* EXERCISE REQUIREMENTS:
Write out all of the entries that follow, word for word, but skip the pictures.

* Records from a data collection:
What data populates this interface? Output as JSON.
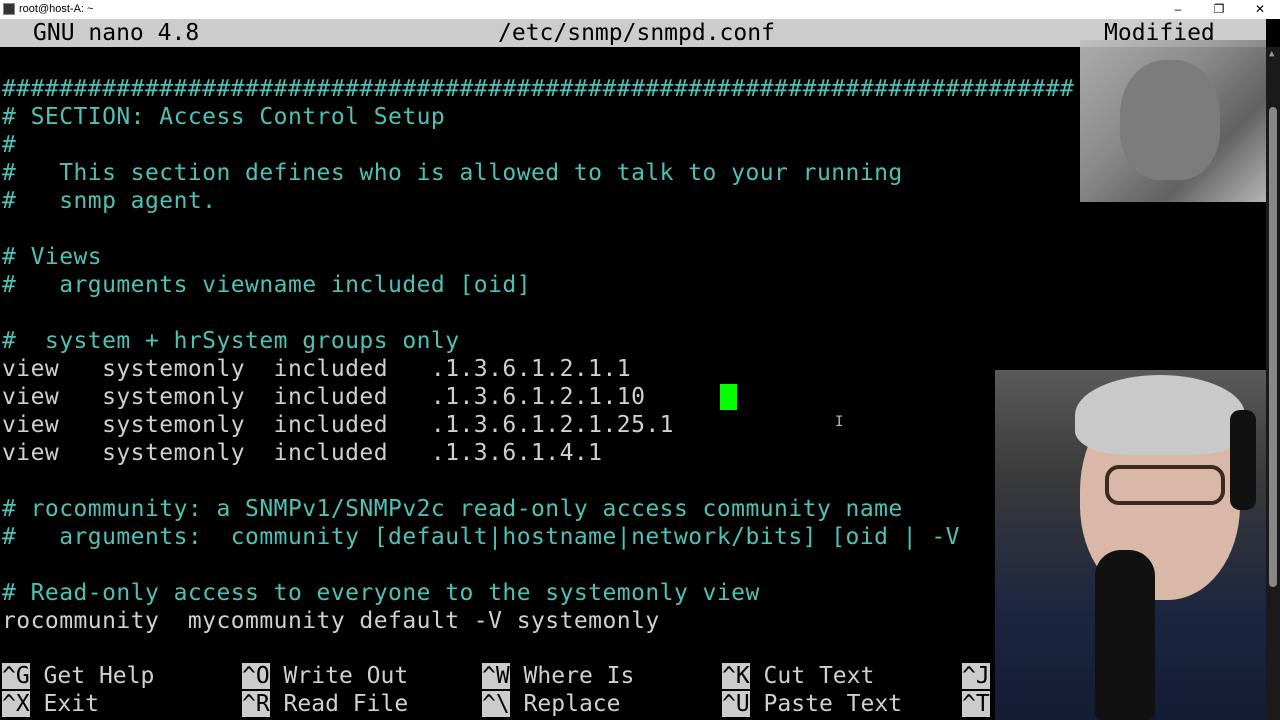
{
  "window": {
    "title": "root@host-A: ~",
    "buttons": {
      "minimize": "–",
      "maximize": "❐",
      "close": "✕"
    }
  },
  "nano": {
    "version": "GNU nano 4.8",
    "filename": "/etc/snmp/snmpd.conf",
    "status": "Modified"
  },
  "editor": {
    "lines": [
      {
        "text": "",
        "kind": "t"
      },
      {
        "text": "###########################################################################",
        "kind": "c"
      },
      {
        "text": "# SECTION: Access Control Setup",
        "kind": "c"
      },
      {
        "text": "#",
        "kind": "c"
      },
      {
        "text": "#   This section defines who is allowed to talk to your running",
        "kind": "c"
      },
      {
        "text": "#   snmp agent.",
        "kind": "c"
      },
      {
        "text": "",
        "kind": "t"
      },
      {
        "text": "# Views",
        "kind": "c"
      },
      {
        "text": "#   arguments viewname included [oid]",
        "kind": "c"
      },
      {
        "text": "",
        "kind": "t"
      },
      {
        "text": "#  system + hrSystem groups only",
        "kind": "c"
      },
      {
        "text": "view   systemonly  included   .1.3.6.1.2.1.1",
        "kind": "t"
      },
      {
        "text": "view   systemonly  included   .1.3.6.1.2.1.10",
        "kind": "t"
      },
      {
        "text": "view   systemonly  included   .1.3.6.1.2.1.25.1",
        "kind": "t"
      },
      {
        "text": "view   systemonly  included   .1.3.6.1.4.1",
        "kind": "t"
      },
      {
        "text": "",
        "kind": "t"
      },
      {
        "text": "# rocommunity: a SNMPv1/SNMPv2c read-only access community name",
        "kind": "c"
      },
      {
        "text": "#   arguments:  community [default|hostname|network/bits] [oid | -V",
        "kind": "c"
      },
      {
        "text": "",
        "kind": "t"
      },
      {
        "text": "# Read-only access to everyone to the systemonly view",
        "kind": "c"
      },
      {
        "text": "rocommunity  mycommunity default -V systemonly",
        "kind": "t"
      }
    ]
  },
  "shortcuts": [
    {
      "key": "^G",
      "label": " Get Help"
    },
    {
      "key": "^O",
      "label": " Write Out"
    },
    {
      "key": "^W",
      "label": " Where Is"
    },
    {
      "key": "^K",
      "label": " Cut Text"
    },
    {
      "key": "^J",
      "label": ""
    },
    {
      "key": "^X",
      "label": " Exit"
    },
    {
      "key": "^R",
      "label": " Read File"
    },
    {
      "key": "^\\",
      "label": " Replace"
    },
    {
      "key": "^U",
      "label": " Paste Text"
    },
    {
      "key": "^T",
      "label": ""
    }
  ],
  "colors": {
    "comment": "#4fc1b4",
    "text": "#d0d0d0",
    "cursor": "#00ff00",
    "header_bg": "#cccccc",
    "background": "#000000"
  }
}
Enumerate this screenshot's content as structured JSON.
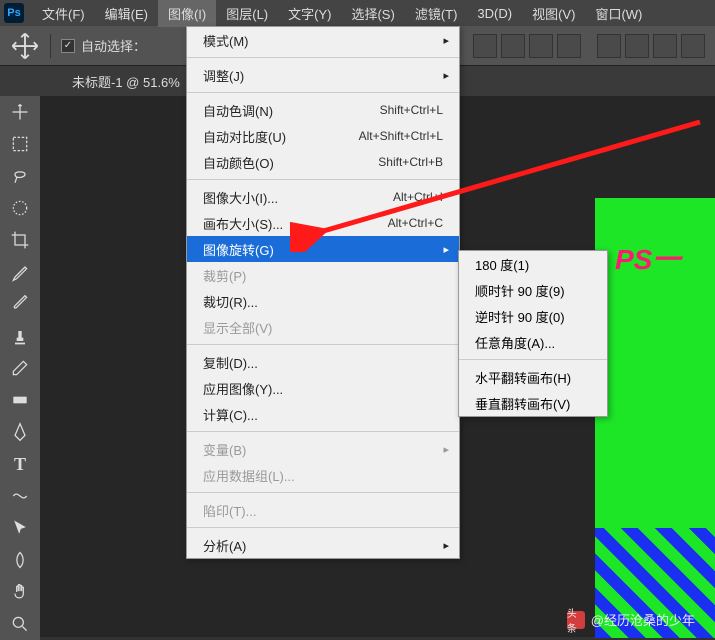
{
  "app": {
    "logo": "Ps"
  },
  "menubar": [
    "文件(F)",
    "编辑(E)",
    "图像(I)",
    "图层(L)",
    "文字(Y)",
    "选择(S)",
    "滤镜(T)",
    "3D(D)",
    "视图(V)",
    "窗口(W)"
  ],
  "toolbar": {
    "auto_select": "自动选择："
  },
  "doc_tab": "未标题-1 @ 51.6%",
  "dropdown": {
    "g1": [
      {
        "label": "模式(M)",
        "fly": true
      }
    ],
    "g2": [
      {
        "label": "调整(J)",
        "fly": true
      }
    ],
    "g3": [
      {
        "label": "自动色调(N)",
        "shortcut": "Shift+Ctrl+L"
      },
      {
        "label": "自动对比度(U)",
        "shortcut": "Alt+Shift+Ctrl+L"
      },
      {
        "label": "自动颜色(O)",
        "shortcut": "Shift+Ctrl+B"
      }
    ],
    "g4": [
      {
        "label": "图像大小(I)...",
        "shortcut": "Alt+Ctrl+I"
      },
      {
        "label": "画布大小(S)...",
        "shortcut": "Alt+Ctrl+C"
      },
      {
        "label": "图像旋转(G)",
        "fly": true,
        "highlight": true
      },
      {
        "label": "裁剪(P)",
        "disabled": true
      },
      {
        "label": "裁切(R)..."
      },
      {
        "label": "显示全部(V)",
        "disabled": true
      }
    ],
    "g5": [
      {
        "label": "复制(D)..."
      },
      {
        "label": "应用图像(Y)..."
      },
      {
        "label": "计算(C)..."
      }
    ],
    "g6": [
      {
        "label": "变量(B)",
        "fly": true,
        "disabled": true
      },
      {
        "label": "应用数据组(L)...",
        "disabled": true
      }
    ],
    "g7": [
      {
        "label": "陷印(T)...",
        "disabled": true
      }
    ],
    "g8": [
      {
        "label": "分析(A)",
        "fly": true
      }
    ]
  },
  "submenu": [
    {
      "label": "180 度(1)"
    },
    {
      "label": "顺时针 90 度(9)"
    },
    {
      "label": "逆时针 90 度(0)"
    },
    {
      "label": "任意角度(A)..."
    },
    {
      "sep": true
    },
    {
      "label": "水平翻转画布(H)"
    },
    {
      "label": "垂直翻转画布(V)"
    }
  ],
  "artwork": {
    "text": "PS一"
  },
  "watermark": {
    "prefix": "头条",
    "author": "@经历沧桑的少年"
  }
}
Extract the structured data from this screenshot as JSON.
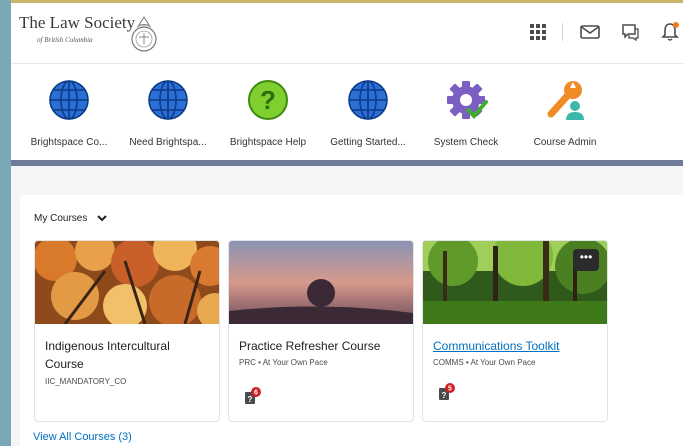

* TASK RESPONSE:
What data populates this interface? Output as JSON.
{
  "window": {
    "title": "root@host-A: ~",
    "buttons": {
      "minimize": "–",
      "maximize": "❐",
      "close": "✕"
    }
  },
  "nano": {
    "version": "GNU nano 4.8",
    "filename": "/etc/snmp/snmpd.conf",
    "status": "Modified"
  },
  "editor": {
    "lines": [
      {
        "text": "",
        "kind": "t"
      },
      {
        "text": "###########################################################################",
        "kind": "c"
      },
      {
        "text": "# SECTION: Access Control Setup",
        "kind": "c"
      },
      {
        "text": "#",
        "kind": "c"
      },
      {
        "text": "#   This section defines who is allowed to talk to your running",
        "kind": "c"
      },
      {
        "text": "#   snmp agent.",
        "kind": "c"
      },
      {
        "text": "",
        "kind": "t"
      },
      {
        "text": "# Views",
        "kind": "c"
      },
      {
        "text": "#   arguments viewname included [oid]",
        "kind": "c"
      },
      {
        "text": "",
        "kind": "t"
      },
      {
        "text": "#  system + hrSystem groups only",
        "kind": "c"
      },
      {
        "text": "view   systemonly  included   .1.3.6.1.2.1.1",
        "kind": "t"
      },
      {
        "text": "view   systemonly  included   .1.3.6.1.2.1.10",
        "kind": "t"
      },
      {
        "text": "view   systemonly  included   .1.3.6.1.2.1.25.1",
        "kind": "t"
      },
      {
        "text": "view   systemonly  included   .1.3.6.1.4.1",
        "kind": "t"
      },
      {
        "text": "",
        "kind": "t"
      },
      {
        "text": "# rocommunity: a SNMPv1/SNMPv2c read-only access community name",
        "kind": "c"
      },
      {
        "text": "#   arguments:  community [default|hostname|network/bits] [oid | -V",
        "kind": "c"
      },
      {
        "text": "",
        "kind": "t"
      },
      {
        "text": "# Read-only access to everyone to the systemonly view",
        "kind": "c"
      },
      {
        "text": "rocommunity  mycommunity default -V systemonly",
        "kind": "t"
      }
    ]
  },
  "shortcuts": [
    {
      "key": "^G",
      "label": " Get Help"
    },
    {
      "key": "^O",
      "label": " Write Out"
    },
    {
      "key": "^W",
      "label": " Where Is"
    },
    {
      "key": "^K",
      "label": " Cut Text"
    },
    {
      "key": "^J",
      "label": ""
    },
    {
      "key": "^X",
      "label": " Exit"
    },
    {
      "key": "^R",
      "label": " Read File"
    },
    {
      "key": "^\\",
      "label": " Replace"
    },
    {
      "key": "^U",
      "label": " Paste Text"
    },
    {
      "key": "^T",
      "label": ""
    }
  ],
  "colors": {
    "comment": "#4fc1b4",
    "text": "#d0d0d0",
    "cursor": "#00ff00",
    "header_bg": "#cccccc",
    "background": "#000000"
  }
}
Enumerate this screenshot's content as structured JSON.
{
  "app": {
    "logo": "Ps"
  },
  "menubar": [
    "文件(F)",
    "编辑(E)",
    "图像(I)",
    "图层(L)",
    "文字(Y)",
    "选择(S)",
    "滤镜(T)",
    "3D(D)",
    "视图(V)",
    "窗口(W)"
  ],
  "toolbar": {
    "auto_select": "自动选择："
  },
  "doc_tab": "未标题-1 @ 51.6%",
  "dropdown": {
    "g1": [
      {
        "label": "模式(M)",
        "fly": true
      }
    ],
    "g2": [
      {
        "label": "调整(J)",
        "fly": true
      }
    ],
    "g3": [
      {
        "label": "自动色调(N)",
        "shortcut": "Shift+Ctrl+L"
      },
      {
        "label": "自动对比度(U)",
        "shortcut": "Alt+Shift+Ctrl+L"
      },
      {
        "label": "自动颜色(O)",
        "shortcut": "Shift+Ctrl+B"
      }
    ],
    "g4": [
      {
        "label": "图像大小(I)...",
        "shortcut": "Alt+Ctrl+I"
      },
      {
        "label": "画布大小(S)...",
        "shortcut": "Alt+Ctrl+C"
      },
      {
        "label": "图像旋转(G)",
        "fly": true,
        "highlight": true
      },
      {
        "label": "裁剪(P)",
        "disabled": true
      },
      {
        "label": "裁切(R)..."
      },
      {
        "label": "显示全部(V)",
        "disabled": true
      }
    ],
    "g5": [
      {
        "label": "复制(D)..."
      },
      {
        "label": "应用图像(Y)..."
      },
      {
        "label": "计算(C)..."
      }
    ],
    "g6": [
      {
        "label": "变量(B)",
        "fly": true,
        "disabled": true
      },
      {
        "label": "应用数据组(L)...",
        "disabled": true
      }
    ],
    "g7": [
      {
        "label": "陷印(T)...",
        "disabled": true
      }
    ],
    "g8": [
      {
        "label": "分析(A)",
        "fly": true
      }
    ]
  },
  "submenu": [
    {
      "label": "180 度(1)"
    },
    {
      "label": "顺时针 90 度(9)"
    },
    {
      "label": "逆时针 90 度(0)"
    },
    {
      "label": "任意角度(A)..."
    },
    {
      "sep": true
    },
    {
      "label": "水平翻转画布(H)"
    },
    {
      "label": "垂直翻转画布(V)"
    }
  ],
  "artwork": {
    "text": "PS一"
  },
  "watermark": {
    "prefix": "头条",
    "author": "@经历沧桑的少年"
  }
}
Extract the structured data from this screenshot as JSON.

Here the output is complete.